[Written exercise 1]
Copy out every line of the listing that contains the string "claim".

[Supplied text]
★ ★ ★ ★
Many of them are similar to the professional reviews these “classic novels” were initially given. For instance, one modern reader asserts that Herman Melville’s “writing style and sentence structure are poor. It is hard to read. like work. Doubt he could get published today” while a reviewer for the New York United States Magazine and Democratic Review 160 years ago insisted:

Mr. Melville is evidently trying to ascertain how far the public will consent to be imposed upon. He is gauging, at once, our gullibilty and our patience. Having written one or two passable extravagancies, he has considered himself privileged to produce as many more as he pleases, increasingly exaggerated and increasingly dull…. In bombast, in caricature, in rhetorical artifice — generally as clumsy as it is ineffectual — and in low attempts at humor, each one of his volumes has been an advance among its predecessors…. Mr. Melville never writes naturally. His sentiment is forced, his wit is forced, and his enthusiasm is forced. And in his attempts to display to the utmost extent his powers of “fine writing,” he has succeeded, we think, beyond his most sanguine expectations.

Many of the reviews assert how boring, how unreadable literature is. Dickens, we are told, is just as dull as Melville, and George Eliot is even worse. Or we are told how very unprofound these supposedly profound works are–Beckett, for instance, simply isn’t that “deep” (nor are his characters “believable”). Many of these reviewers wish these writers would have written more interesting books and done so in a more easily digestible, readable manner. 

Many are an assault on academics and know-it-alls who don’t have the good taste to say that a book is bad. Classics are just the dusty, boring books know-it-alls like to keep around to prove their superiority.

I’m reminded of a professor in college who answered my questions about Pynchon (I didn’t get around to him until I was 21, 22) by saying “Oh, he’s one of those ‘important’ post-modernists” in a way that let me know that none of those “post-modernists” were worth any young scholar’s time. I’m also reminded of the instructor in graduate school who would use Saul Bellow as an example of a tiresome, unreadable novelist who wasn’t actually a novelist, but a very dull essayist.
★ ★ ★ ★
[Exercise material]

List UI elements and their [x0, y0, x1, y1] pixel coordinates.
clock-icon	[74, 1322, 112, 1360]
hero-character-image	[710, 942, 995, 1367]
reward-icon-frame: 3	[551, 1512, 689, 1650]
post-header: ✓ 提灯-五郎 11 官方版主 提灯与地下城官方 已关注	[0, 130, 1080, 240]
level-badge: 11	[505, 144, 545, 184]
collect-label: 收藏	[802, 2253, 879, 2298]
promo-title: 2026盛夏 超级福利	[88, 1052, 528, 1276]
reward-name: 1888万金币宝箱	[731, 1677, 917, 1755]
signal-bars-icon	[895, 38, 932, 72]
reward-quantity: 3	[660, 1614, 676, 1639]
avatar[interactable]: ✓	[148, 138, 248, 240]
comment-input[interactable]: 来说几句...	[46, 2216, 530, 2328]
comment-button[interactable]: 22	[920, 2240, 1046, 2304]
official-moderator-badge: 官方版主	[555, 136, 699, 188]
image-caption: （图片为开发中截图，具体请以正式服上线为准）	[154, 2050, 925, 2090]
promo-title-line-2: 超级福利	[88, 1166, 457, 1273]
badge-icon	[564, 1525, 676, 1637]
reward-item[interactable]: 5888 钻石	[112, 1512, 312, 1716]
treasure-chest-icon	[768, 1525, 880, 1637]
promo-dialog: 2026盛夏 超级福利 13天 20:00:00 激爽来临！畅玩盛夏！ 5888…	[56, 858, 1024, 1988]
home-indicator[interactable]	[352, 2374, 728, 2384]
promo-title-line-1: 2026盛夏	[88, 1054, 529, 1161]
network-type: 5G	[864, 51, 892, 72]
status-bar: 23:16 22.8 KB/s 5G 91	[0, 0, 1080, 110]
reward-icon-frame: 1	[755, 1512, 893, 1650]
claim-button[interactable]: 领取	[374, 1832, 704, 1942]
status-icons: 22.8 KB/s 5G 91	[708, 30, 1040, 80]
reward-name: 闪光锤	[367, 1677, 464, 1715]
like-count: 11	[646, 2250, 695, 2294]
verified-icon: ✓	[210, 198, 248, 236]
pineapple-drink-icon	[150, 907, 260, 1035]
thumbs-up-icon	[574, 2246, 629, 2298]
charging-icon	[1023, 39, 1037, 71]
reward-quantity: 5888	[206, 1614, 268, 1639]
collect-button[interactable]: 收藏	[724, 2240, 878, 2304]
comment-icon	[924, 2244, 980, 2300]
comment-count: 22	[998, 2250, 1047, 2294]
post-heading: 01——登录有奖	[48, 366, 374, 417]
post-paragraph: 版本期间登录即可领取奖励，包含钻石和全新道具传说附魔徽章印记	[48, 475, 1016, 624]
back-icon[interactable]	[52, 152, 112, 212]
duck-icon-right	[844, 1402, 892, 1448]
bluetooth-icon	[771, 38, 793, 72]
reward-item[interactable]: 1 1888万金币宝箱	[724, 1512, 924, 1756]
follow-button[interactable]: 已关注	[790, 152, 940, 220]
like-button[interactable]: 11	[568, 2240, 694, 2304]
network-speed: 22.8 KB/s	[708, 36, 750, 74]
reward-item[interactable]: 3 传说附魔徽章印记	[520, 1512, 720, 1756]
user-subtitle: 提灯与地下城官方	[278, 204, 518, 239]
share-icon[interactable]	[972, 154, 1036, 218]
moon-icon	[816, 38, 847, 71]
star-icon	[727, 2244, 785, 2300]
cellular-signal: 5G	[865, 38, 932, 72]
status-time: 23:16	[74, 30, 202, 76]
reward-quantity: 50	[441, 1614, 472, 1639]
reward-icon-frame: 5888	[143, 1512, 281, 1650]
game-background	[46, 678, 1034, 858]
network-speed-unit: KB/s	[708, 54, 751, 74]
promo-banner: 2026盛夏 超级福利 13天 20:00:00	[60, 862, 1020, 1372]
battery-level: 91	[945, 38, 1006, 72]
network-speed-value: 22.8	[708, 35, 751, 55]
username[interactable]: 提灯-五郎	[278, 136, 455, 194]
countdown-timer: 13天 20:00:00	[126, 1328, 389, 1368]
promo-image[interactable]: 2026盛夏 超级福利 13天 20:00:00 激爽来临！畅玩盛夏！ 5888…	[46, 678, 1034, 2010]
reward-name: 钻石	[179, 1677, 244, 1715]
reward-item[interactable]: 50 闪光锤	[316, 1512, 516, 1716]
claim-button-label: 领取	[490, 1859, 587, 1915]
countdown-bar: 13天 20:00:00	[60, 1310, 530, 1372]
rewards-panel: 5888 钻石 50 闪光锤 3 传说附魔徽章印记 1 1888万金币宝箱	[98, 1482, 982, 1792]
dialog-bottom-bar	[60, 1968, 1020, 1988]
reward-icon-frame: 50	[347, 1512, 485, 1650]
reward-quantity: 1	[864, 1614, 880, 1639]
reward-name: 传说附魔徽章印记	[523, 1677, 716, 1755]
★ ★ ★ ★
[Written exercise 2]
Name every writer mentioned in the passage about reviews of classic novels.

[Task solution 1]
claim-button[interactable]: 领取	[374, 1832, 704, 1942]
claim-button-label: 领取	[490, 1859, 587, 1915]

[Task solution 2]
Herman Melville, Dickens, George Eliot, Beckett, Pynchon, Saul Bellow